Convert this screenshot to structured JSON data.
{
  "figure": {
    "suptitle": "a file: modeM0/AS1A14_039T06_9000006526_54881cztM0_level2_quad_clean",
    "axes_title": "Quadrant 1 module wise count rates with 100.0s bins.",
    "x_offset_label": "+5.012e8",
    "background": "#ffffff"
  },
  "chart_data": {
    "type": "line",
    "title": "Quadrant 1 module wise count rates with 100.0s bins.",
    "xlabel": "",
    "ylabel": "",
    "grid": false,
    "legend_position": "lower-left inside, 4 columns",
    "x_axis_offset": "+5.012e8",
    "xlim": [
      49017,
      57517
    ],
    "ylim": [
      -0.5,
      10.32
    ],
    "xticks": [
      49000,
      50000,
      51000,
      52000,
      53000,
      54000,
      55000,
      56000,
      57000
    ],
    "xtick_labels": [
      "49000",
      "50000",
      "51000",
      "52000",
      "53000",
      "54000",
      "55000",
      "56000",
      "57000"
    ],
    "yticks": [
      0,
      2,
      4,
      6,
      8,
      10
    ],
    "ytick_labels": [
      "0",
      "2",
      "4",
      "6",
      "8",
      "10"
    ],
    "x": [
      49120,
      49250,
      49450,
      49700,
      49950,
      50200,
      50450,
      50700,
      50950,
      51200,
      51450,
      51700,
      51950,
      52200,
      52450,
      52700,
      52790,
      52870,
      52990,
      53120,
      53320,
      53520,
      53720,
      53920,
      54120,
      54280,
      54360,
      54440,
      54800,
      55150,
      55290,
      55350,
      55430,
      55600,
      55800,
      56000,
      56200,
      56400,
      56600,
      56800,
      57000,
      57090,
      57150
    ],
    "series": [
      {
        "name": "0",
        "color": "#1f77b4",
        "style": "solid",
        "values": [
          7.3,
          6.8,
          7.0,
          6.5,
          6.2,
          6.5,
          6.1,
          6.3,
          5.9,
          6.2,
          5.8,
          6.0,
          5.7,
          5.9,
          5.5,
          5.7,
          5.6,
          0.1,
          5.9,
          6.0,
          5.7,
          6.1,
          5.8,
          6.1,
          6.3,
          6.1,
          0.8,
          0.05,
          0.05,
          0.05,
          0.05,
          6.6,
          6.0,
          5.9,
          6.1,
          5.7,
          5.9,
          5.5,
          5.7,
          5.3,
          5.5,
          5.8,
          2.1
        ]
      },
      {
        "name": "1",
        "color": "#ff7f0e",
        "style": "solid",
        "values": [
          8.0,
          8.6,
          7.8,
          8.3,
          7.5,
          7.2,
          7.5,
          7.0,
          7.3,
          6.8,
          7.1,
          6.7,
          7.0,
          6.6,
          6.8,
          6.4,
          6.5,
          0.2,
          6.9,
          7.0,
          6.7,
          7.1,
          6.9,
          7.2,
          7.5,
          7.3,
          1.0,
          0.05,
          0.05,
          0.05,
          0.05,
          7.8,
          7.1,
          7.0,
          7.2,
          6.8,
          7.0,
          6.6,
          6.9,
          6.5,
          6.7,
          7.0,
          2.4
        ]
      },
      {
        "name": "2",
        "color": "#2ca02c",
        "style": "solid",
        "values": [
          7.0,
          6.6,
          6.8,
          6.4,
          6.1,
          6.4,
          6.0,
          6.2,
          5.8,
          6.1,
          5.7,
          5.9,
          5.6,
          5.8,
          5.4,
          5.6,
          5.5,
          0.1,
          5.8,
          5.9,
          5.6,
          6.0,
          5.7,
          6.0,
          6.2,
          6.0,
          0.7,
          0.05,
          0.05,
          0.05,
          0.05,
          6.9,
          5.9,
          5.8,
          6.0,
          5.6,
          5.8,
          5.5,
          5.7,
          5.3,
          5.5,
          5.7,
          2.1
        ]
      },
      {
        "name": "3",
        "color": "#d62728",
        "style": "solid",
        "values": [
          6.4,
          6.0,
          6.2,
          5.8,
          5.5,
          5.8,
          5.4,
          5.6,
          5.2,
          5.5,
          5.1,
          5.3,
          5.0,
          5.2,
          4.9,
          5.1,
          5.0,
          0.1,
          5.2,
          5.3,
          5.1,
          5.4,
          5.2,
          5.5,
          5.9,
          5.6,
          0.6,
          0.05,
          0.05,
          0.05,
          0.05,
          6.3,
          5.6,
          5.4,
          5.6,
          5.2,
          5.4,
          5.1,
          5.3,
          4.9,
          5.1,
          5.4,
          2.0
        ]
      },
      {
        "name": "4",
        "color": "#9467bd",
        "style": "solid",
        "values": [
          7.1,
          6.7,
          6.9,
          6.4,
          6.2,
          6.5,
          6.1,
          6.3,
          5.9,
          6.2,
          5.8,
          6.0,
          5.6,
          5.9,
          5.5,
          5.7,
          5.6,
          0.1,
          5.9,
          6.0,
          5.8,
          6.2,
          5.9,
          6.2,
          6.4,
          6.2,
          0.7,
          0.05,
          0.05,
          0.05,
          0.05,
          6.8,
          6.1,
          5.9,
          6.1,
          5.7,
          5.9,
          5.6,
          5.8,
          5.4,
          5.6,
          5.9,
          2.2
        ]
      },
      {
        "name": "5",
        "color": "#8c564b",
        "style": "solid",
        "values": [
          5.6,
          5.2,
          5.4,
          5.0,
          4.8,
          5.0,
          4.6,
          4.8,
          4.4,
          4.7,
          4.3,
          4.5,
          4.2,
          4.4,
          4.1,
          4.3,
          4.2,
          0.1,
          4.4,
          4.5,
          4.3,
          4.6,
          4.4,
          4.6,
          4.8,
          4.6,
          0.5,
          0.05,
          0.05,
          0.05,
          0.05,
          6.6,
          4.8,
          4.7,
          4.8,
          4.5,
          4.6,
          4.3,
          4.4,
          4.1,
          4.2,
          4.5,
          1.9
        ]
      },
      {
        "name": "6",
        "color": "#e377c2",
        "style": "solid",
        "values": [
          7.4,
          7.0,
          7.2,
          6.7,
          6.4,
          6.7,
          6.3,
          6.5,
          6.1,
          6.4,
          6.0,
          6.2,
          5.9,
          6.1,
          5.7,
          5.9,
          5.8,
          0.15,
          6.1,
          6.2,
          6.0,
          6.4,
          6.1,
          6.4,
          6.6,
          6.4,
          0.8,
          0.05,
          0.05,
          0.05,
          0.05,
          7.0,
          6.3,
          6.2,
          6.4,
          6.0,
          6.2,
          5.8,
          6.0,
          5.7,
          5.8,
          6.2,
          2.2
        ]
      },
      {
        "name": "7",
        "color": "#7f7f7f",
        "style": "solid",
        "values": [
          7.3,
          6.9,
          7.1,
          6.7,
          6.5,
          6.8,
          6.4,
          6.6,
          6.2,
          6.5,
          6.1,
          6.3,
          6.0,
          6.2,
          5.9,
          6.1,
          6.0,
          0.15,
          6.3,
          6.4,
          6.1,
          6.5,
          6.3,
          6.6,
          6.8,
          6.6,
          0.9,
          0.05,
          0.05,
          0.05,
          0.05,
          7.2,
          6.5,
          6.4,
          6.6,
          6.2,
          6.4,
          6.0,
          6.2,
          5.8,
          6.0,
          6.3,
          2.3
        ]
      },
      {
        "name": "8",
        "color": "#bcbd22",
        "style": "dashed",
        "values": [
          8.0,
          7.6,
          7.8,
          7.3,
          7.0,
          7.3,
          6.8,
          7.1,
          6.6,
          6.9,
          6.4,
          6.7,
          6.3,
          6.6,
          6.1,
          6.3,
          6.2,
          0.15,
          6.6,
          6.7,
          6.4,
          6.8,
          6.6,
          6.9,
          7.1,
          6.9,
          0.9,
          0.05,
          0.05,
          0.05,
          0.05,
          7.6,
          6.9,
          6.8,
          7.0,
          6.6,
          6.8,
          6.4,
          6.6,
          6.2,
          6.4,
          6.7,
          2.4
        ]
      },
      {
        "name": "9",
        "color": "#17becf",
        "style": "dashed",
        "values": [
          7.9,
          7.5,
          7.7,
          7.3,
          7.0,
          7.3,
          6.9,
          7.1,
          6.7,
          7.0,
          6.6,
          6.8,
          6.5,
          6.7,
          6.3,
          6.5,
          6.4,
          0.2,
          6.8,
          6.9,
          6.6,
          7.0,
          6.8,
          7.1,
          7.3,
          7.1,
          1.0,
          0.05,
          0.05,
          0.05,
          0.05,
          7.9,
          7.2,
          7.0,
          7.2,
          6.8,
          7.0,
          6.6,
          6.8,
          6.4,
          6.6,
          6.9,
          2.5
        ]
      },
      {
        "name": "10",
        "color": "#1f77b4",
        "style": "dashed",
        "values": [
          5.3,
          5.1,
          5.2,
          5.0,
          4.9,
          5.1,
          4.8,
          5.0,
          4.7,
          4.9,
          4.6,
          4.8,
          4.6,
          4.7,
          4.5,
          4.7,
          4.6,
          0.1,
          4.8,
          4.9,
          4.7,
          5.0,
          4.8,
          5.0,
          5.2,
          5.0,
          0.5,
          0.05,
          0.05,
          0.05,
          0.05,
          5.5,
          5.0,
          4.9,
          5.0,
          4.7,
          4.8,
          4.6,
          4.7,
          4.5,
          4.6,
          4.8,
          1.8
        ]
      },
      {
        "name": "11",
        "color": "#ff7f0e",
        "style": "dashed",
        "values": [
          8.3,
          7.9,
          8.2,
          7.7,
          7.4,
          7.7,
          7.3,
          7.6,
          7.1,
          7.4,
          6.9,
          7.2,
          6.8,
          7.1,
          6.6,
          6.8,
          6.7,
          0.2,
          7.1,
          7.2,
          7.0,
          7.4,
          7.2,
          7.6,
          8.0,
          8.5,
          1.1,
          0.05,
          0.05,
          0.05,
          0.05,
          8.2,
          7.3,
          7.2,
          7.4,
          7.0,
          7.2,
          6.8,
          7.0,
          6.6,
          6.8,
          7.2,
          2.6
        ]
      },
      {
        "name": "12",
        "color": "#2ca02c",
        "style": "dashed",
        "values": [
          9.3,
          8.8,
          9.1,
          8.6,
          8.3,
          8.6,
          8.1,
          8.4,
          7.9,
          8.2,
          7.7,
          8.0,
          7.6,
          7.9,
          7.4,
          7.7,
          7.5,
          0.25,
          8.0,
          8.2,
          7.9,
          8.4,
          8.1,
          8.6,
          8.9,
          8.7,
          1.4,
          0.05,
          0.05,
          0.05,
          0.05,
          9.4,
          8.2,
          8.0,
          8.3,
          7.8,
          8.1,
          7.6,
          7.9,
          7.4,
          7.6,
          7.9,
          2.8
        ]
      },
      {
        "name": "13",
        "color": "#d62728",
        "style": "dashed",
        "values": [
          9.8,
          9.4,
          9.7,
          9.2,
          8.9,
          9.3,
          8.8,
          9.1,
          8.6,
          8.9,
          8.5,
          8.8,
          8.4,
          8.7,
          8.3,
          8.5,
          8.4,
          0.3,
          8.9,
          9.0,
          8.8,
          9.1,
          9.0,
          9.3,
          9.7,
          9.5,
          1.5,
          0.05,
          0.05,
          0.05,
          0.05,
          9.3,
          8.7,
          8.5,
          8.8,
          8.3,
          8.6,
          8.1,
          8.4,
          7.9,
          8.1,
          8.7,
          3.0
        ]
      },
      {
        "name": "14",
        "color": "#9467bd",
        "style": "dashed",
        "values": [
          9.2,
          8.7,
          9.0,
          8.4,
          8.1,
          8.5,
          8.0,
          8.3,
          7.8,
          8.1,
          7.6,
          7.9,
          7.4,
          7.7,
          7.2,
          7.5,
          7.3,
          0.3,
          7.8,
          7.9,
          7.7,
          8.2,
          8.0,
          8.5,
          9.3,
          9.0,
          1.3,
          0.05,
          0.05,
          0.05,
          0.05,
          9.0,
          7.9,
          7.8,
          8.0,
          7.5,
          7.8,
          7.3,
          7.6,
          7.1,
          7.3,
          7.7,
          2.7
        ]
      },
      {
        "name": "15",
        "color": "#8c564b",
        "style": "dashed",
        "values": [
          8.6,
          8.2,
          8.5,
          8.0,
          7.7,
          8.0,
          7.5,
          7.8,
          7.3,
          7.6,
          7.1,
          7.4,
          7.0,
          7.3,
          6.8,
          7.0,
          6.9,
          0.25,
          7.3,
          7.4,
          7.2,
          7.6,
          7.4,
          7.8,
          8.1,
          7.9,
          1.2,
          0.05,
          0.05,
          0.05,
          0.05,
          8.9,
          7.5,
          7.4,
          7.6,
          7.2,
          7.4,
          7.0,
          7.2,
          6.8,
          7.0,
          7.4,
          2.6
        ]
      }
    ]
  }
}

═══

What you are asked to do:
From the listing above, copy out each line where the word "rates" appears.

Solution to this task:
    "axes_title": "Quadrant 1 module wise count rates with 100.0s bins.",
    "title": "Quadrant 1 module wise count rates with 100.0s bins.",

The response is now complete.